= Exercise data =

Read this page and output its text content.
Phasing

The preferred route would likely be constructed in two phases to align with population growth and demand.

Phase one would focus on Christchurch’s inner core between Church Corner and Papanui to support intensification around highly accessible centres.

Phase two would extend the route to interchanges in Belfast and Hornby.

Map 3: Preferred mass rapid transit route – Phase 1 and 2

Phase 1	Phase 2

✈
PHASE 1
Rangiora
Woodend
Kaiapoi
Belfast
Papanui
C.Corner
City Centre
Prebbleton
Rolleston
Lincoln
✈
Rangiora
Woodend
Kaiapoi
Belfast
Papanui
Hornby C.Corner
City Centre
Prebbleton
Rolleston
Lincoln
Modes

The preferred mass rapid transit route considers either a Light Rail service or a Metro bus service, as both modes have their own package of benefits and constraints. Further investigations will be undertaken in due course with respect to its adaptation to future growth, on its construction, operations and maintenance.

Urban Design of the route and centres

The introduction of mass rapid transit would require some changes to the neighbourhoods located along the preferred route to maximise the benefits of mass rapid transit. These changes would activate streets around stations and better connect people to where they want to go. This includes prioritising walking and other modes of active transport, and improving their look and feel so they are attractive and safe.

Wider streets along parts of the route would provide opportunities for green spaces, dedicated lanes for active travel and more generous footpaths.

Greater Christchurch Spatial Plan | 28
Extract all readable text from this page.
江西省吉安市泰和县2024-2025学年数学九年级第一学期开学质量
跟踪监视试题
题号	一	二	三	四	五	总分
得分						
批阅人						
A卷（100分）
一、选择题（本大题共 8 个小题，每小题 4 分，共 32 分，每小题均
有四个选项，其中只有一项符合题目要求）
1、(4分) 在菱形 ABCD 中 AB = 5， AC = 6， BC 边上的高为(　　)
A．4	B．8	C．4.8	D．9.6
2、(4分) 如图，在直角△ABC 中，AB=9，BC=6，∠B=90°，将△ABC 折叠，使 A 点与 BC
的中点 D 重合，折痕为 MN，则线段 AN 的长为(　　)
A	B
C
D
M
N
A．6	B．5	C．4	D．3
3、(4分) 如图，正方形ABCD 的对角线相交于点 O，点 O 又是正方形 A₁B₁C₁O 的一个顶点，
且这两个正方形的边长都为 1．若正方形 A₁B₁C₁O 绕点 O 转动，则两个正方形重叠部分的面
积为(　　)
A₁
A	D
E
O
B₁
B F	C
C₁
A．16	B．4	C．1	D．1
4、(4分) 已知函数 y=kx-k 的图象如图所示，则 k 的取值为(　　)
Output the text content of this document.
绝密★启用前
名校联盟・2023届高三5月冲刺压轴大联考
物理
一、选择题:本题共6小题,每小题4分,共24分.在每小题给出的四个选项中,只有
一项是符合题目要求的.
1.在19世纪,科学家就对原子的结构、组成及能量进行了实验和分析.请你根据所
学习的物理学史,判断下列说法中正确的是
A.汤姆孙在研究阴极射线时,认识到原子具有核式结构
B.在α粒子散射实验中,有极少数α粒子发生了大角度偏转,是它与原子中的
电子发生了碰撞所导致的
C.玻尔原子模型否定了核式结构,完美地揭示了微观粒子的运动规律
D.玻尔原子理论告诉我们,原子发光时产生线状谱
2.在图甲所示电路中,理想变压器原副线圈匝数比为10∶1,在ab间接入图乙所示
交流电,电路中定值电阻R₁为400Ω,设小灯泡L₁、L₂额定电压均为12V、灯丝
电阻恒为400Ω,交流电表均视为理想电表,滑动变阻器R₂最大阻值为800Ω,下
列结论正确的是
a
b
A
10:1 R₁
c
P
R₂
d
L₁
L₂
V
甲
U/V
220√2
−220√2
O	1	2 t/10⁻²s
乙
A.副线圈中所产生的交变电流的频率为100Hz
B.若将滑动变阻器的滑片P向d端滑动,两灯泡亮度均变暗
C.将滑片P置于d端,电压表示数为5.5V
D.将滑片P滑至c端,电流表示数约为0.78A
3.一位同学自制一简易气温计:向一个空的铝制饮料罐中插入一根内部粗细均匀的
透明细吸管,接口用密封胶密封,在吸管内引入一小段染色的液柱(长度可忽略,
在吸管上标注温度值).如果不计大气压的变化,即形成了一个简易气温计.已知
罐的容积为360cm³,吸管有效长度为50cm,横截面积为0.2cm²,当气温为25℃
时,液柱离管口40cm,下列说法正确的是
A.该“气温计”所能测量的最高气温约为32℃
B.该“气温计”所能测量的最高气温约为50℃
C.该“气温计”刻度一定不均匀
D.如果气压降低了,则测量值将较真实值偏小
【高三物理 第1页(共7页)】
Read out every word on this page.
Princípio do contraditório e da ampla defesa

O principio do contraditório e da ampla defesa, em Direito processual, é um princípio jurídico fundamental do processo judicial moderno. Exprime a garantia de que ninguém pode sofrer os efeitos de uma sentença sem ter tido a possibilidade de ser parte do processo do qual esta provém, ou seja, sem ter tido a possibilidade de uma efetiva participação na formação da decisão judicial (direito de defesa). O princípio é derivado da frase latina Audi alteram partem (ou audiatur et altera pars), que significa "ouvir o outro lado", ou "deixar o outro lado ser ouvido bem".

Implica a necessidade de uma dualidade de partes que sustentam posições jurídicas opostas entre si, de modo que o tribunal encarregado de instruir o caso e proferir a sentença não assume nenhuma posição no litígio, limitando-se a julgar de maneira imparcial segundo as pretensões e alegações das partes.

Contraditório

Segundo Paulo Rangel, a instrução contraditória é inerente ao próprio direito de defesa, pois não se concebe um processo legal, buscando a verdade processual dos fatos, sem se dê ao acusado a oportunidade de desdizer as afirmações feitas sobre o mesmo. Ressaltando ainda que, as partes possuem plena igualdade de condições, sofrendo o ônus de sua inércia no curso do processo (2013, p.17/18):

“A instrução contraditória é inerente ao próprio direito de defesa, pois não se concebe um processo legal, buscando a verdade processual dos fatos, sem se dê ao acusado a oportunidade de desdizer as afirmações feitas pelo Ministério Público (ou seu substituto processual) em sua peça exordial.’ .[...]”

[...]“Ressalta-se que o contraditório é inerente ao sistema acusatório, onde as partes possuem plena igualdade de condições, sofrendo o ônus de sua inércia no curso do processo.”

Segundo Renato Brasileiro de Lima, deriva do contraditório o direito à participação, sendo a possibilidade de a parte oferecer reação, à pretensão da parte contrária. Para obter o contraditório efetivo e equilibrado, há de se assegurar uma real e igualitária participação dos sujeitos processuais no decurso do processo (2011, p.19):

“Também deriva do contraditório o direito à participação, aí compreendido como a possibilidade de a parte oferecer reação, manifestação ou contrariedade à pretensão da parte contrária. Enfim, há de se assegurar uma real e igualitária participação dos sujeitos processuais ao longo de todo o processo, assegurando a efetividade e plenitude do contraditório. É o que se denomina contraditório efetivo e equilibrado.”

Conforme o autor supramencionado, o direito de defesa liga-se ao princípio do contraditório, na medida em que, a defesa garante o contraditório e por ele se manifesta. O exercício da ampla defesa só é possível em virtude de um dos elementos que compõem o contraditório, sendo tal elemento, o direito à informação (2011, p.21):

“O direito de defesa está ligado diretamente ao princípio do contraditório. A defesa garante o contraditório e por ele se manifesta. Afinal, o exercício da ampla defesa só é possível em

= Task brief =
Find how many lines in the records contain the string "Christchurch", then give the number alone.

= Written reply =
2